▶ **JOBS**
(1) List every player the Sixers–Pistons game recap mentions by name.
(2) Write the next part of the Sixers–Pistons game recap, picking up after its final sentence.

▶ **ARTICLE**
+ + + + +

Whether he wants to stick around with this miserable group of suckers is another story, I suppose, but since he’s a restricted free agent, he may not have a choice.
The Bad
— Genuinely, the second half of this game only made me madder about the first 24 minutes. They are clearly the more talented team of the two that took the floor on Friday night, and merely needed to play hard for the first few quarters to get out and stay out in front.
It helps when Embiid starts playing like a guy who wants to participate in a basketball game. Starting Pistons center Jalen Duren picked up a cheap fourth foul on a moving screen early in the fourth, and Detroit simply had no answers for Embiid from that point forward. He hit them with the full arsenal for the 12 minutes immediately after halftime — turnaround midrange jumpers, foul-baiting on drives, quick moves out of the trail spot, a three on a pick-and-pop, beautiful fadeaway when he needed them. He was stuck on automatic in the third, helping the Sixers bleed the lead with 20 points in the quarter.
With their offense rolling, Philadelphia’s defense finally woke up. Rookie wing Justin Edwards played some tenacious defense to jam the Pistons up, they did a better job of closing out on perimeter shooters and had better ball pressure at the point of attack. Turns out, actually giving a damn can be a difference-maker in professional sports. If only they had acknowledged that reality sometime before the second half!
Suffice it to say that you don’t get credit from this writer for only trying half of the game.
The Ugly
— There are many candidates for the worst Sixers half of the season, but the first half of Friday night’s game is absolutely in the conversation. With Cade Cunningham in street clothes and Jaden Ivey nowhere close to a return to the floor, this Pistons team should struggle to score against anybody. The recent Sixers are a cure-all for everybody with offensive woes.

+ + + + +

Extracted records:
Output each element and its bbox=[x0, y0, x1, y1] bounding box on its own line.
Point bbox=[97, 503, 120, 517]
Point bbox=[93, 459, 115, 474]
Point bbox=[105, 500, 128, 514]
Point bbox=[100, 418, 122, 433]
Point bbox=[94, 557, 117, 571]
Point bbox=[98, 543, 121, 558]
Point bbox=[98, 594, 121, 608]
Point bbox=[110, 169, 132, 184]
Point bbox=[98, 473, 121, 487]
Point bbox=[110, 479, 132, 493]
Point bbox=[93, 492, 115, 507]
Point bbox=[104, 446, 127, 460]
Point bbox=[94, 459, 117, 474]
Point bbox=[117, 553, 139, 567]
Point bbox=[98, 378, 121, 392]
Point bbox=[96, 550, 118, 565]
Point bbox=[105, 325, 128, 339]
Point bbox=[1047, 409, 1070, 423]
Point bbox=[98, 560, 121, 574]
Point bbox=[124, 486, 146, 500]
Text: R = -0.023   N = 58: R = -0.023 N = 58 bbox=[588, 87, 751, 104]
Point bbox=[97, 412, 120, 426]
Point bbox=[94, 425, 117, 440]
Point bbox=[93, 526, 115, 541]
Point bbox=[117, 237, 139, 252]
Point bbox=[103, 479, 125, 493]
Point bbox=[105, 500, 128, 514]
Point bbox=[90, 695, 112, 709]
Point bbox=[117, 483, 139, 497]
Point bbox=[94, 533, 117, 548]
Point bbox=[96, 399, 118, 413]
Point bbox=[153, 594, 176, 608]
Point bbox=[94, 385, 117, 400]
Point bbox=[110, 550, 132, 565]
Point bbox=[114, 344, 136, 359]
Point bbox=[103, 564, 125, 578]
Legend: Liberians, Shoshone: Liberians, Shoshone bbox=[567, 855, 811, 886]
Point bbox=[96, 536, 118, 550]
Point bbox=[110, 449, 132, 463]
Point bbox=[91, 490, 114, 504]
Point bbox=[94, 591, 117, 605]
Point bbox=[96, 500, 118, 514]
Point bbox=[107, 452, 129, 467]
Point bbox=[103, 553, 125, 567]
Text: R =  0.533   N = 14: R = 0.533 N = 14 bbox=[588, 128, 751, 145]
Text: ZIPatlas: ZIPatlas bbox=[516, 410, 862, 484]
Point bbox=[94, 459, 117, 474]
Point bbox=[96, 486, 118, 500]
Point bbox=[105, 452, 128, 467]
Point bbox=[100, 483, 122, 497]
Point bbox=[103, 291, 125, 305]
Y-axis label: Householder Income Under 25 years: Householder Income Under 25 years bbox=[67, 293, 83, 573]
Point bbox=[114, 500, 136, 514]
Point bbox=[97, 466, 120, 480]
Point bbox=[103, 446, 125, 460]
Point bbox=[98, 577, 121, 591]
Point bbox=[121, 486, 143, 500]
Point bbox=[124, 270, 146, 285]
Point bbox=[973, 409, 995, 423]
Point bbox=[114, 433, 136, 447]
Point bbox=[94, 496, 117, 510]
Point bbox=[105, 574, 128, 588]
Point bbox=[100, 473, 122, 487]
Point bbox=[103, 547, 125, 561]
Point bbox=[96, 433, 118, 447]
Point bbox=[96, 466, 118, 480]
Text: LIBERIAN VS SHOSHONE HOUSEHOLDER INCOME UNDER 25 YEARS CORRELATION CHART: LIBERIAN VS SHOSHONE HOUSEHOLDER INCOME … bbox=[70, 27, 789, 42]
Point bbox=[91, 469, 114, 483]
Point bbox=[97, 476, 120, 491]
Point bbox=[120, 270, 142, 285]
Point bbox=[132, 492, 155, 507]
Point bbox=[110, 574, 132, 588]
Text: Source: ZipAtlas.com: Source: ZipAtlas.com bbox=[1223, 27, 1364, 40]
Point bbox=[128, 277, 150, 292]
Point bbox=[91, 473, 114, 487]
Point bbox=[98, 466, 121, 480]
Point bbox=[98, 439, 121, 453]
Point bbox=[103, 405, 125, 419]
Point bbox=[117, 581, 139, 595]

+ + + + +

▶ **OUTPUTS**
(1) Embiid, Jalen Duren, Justin Edwards, Cade Cunningham, Jaden Ivey

(2)
Let’s start with the face of their problems on Friday night, Joel Embiid. You could not have imagined a worse, more disgusting, more lifeless start from a guy who has hardly been able to get on the floor this season. If there is anything that should come easy right now, it’s the desire that comes with cherishing these rare opportunities to play. Instead of showing any sort of fire, Embiid slept through basically the entire first half. He was flat-footed on the glass, giving away multiple offensive rebounds on missed Pistons free throws, and his laziness on defense either provided Detroit with open shots or led to him picking up a stupid foul with a horrible reach-in. You kept waiting and waiting for something to change as the first half wore on, and he kept meandering around with the same mopey look on his face, doing nothing to change the direction of the game.
There have been times during his tenure with the franchise where misfortune was happening to him, rather than being caused by him. But I find it impossible to summon much sympathy for his team’s current plight watching him stumble through that dumpster fire of a half. He did absolutely nothing to make up for the defensive problems on the other end of the floor, either. Embiid finished the first half 1/9 from the floor and was frankly not close on many of those shots, tossing up airballs from about 8-10 feet from the basket. Their offensive flow sucked, in large part because he kept fumbling all over himself trying to hunt his own shots.
This is an easy thing to say watching as an outsider, but I would have genuinely taken Embiid off of the floor at halftime and told him he was done for the night. He is the guy who is supposed to come in and set the tone for the organization, a point Tyrese Maxey tried to drive home when he chided him for being late during a team meeting in the fall. The Sixers entered the night 20-30 on the season, and he treated this game as if it was a mere formality. It was nowhere close to good enough, and he should be humiliated that he was willing to have his name associated with a game like this. A childish approach in a situation where you need every single win you can get.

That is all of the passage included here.